## Exercise details
Copy nothing but the text: repeat each entry exactly and drop the images.

## Data excerpts
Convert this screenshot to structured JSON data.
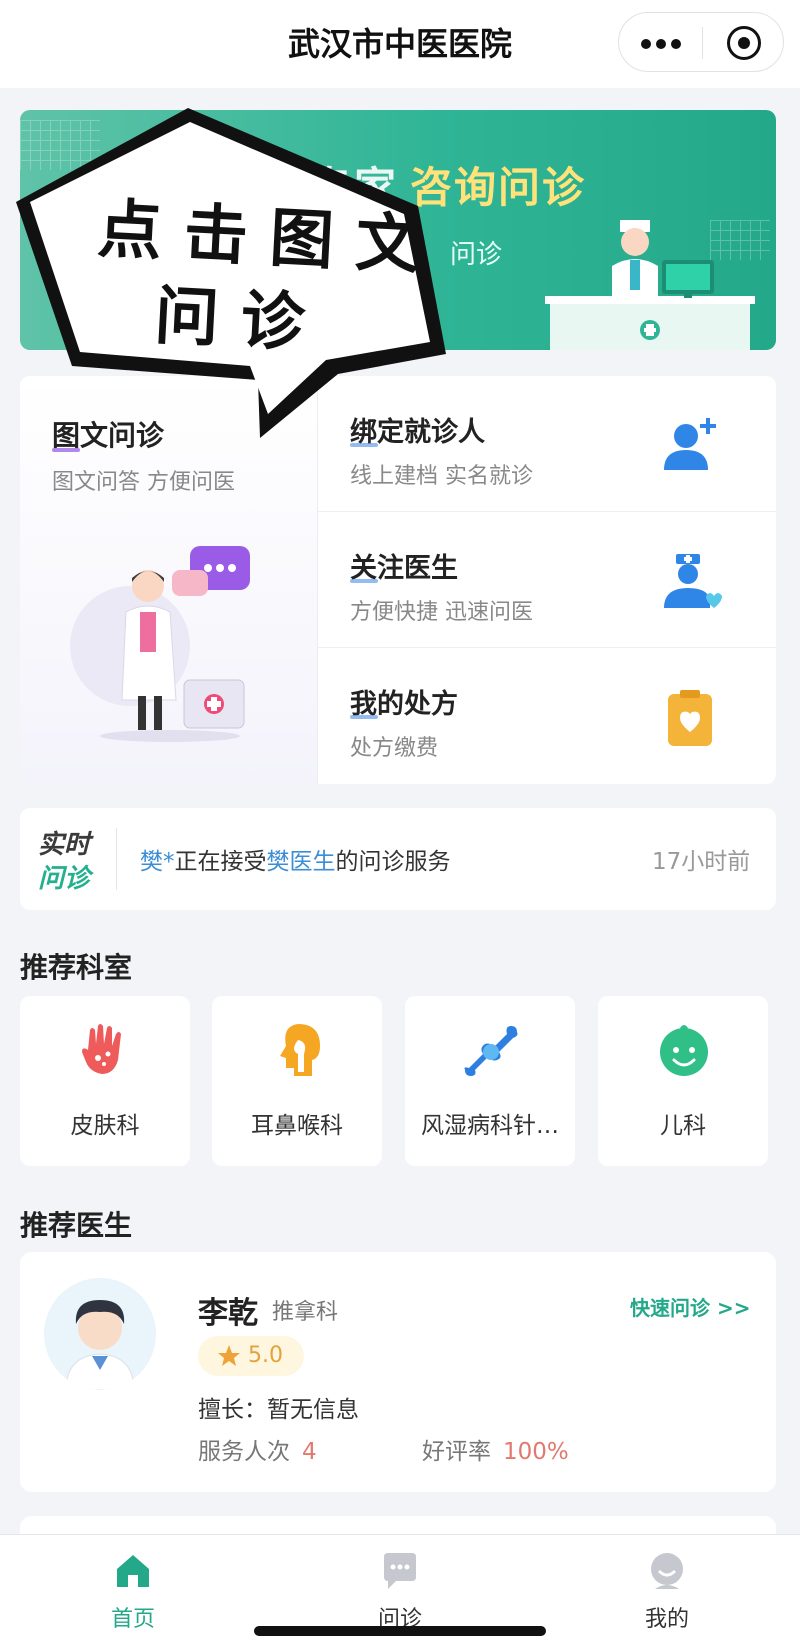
{
  "window": {
    "title": "武汉市中医医院"
  },
  "banner": {
    "headline_prefix": "专家",
    "headline": "咨询问诊",
    "subtitle": "问诊"
  },
  "overlay": {
    "line1": "点击图文",
    "line2": "问诊"
  },
  "services": {
    "main": {
      "title": "图文问诊",
      "subtitle": "图文问答 方便问医"
    },
    "rows": [
      {
        "title": "绑定就诊人",
        "subtitle": "线上建档 实名就诊",
        "icon": "add-user-icon"
      },
      {
        "title": "关注医生",
        "subtitle": "方便快捷 迅速问医",
        "icon": "doctor-heart-icon"
      },
      {
        "title": "我的处方",
        "subtitle": "处方缴费",
        "icon": "prescription-icon"
      }
    ]
  },
  "live": {
    "logo_line1": "实时",
    "logo_line2": "问诊",
    "patient": "樊*",
    "text1": "正在接受",
    "doctor": "樊医生",
    "text2": "的问诊服务",
    "time": "17小时前"
  },
  "departments": {
    "title": "推荐科室",
    "items": [
      {
        "label": "皮肤科",
        "icon": "skin-icon",
        "color": "#ef5a5a"
      },
      {
        "label": "耳鼻喉科",
        "icon": "ent-icon",
        "color": "#f5a623"
      },
      {
        "label": "风湿病科针…",
        "icon": "bone-joint-icon",
        "color": "#2f7fe0"
      },
      {
        "label": "儿科",
        "icon": "baby-face-icon",
        "color": "#2fbf87"
      }
    ]
  },
  "doctors": {
    "title": "推荐医生",
    "items": [
      {
        "name": "李乾",
        "dept": "推拿科",
        "quick_label": "快速问诊 >>",
        "rating": "5.0",
        "expertise": "擅长：暂无信息",
        "service_label": "服务人次",
        "service_count": "4",
        "good_label": "好评率",
        "good_rate": "100%"
      }
    ]
  },
  "tabbar": {
    "tabs": [
      {
        "label": "首页",
        "icon": "home-icon",
        "active": true
      },
      {
        "label": "问诊",
        "icon": "chat-icon",
        "active": false
      },
      {
        "label": "我的",
        "icon": "profile-icon",
        "active": false
      }
    ]
  },
  "colors": {
    "accent": "#24a88a",
    "link": "#3b8ed6",
    "rating": "#e3a23a"
  }
}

## Task response
Convert this screenshot to structured JSON data.
{
  "window": {
    "title": "武汉市中医医院"
  },
  "banner": {
    "headline_prefix": "专家",
    "headline": "咨询问诊",
    "subtitle": "问诊"
  },
  "overlay": {
    "line1": "点击图文",
    "line2": "问诊"
  },
  "services": {
    "main": {
      "title": "图文问诊",
      "subtitle": "图文问答 方便问医"
    },
    "rows": [
      {
        "title": "绑定就诊人",
        "subtitle": "线上建档 实名就诊",
        "icon": "add-user-icon"
      },
      {
        "title": "关注医生",
        "subtitle": "方便快捷 迅速问医",
        "icon": "doctor-heart-icon"
      },
      {
        "title": "我的处方",
        "subtitle": "处方缴费",
        "icon": "prescription-icon"
      }
    ]
  },
  "live": {
    "logo_line1": "实时",
    "logo_line2": "问诊",
    "patient": "樊*",
    "text1": "正在接受",
    "doctor": "樊医生",
    "text2": "的问诊服务",
    "time": "17小时前"
  },
  "departments": {
    "title": "推荐科室",
    "items": [
      {
        "label": "皮肤科",
        "icon": "skin-icon",
        "color": "#ef5a5a"
      },
      {
        "label": "耳鼻喉科",
        "icon": "ent-icon",
        "color": "#f5a623"
      },
      {
        "label": "风湿病科针…",
        "icon": "bone-joint-icon",
        "color": "#2f7fe0"
      },
      {
        "label": "儿科",
        "icon": "baby-face-icon",
        "color": "#2fbf87"
      }
    ]
  },
  "doctors": {
    "title": "推荐医生",
    "items": [
      {
        "name": "李乾",
        "dept": "推拿科",
        "quick_label": "快速问诊 >>",
        "rating": "5.0",
        "expertise": "擅长：暂无信息",
        "service_label": "服务人次",
        "service_count": "4",
        "good_label": "好评率",
        "good_rate": "100%"
      }
    ]
  },
  "tabbar": {
    "tabs": [
      {
        "label": "首页",
        "icon": "home-icon",
        "active": true
      },
      {
        "label": "问诊",
        "icon": "chat-icon",
        "active": false
      },
      {
        "label": "我的",
        "icon": "profile-icon",
        "active": false
      }
    ]
  },
  "colors": {
    "accent": "#24a88a",
    "link": "#3b8ed6",
    "rating": "#e3a23a"
  }
}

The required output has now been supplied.